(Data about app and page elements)

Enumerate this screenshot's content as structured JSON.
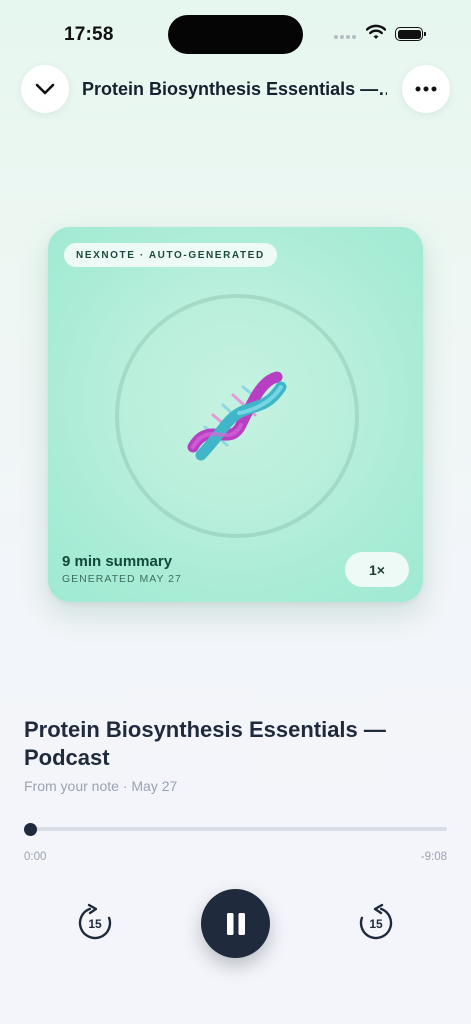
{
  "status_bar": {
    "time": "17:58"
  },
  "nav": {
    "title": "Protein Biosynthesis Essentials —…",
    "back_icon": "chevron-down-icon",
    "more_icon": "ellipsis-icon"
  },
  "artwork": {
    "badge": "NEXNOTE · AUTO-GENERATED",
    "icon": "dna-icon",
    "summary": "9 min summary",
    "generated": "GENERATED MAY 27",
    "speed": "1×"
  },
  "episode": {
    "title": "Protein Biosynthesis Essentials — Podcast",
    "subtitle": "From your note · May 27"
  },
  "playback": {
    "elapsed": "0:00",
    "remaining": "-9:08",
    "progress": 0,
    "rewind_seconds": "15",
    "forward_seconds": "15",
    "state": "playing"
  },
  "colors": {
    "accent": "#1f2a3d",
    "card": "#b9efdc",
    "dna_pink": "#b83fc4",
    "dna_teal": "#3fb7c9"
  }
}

| TASK REQUIREMENTS |
Go through the lines above and count those with the string "Protein". Reply with the count and nothing more.

| TASK RESPONSE |
2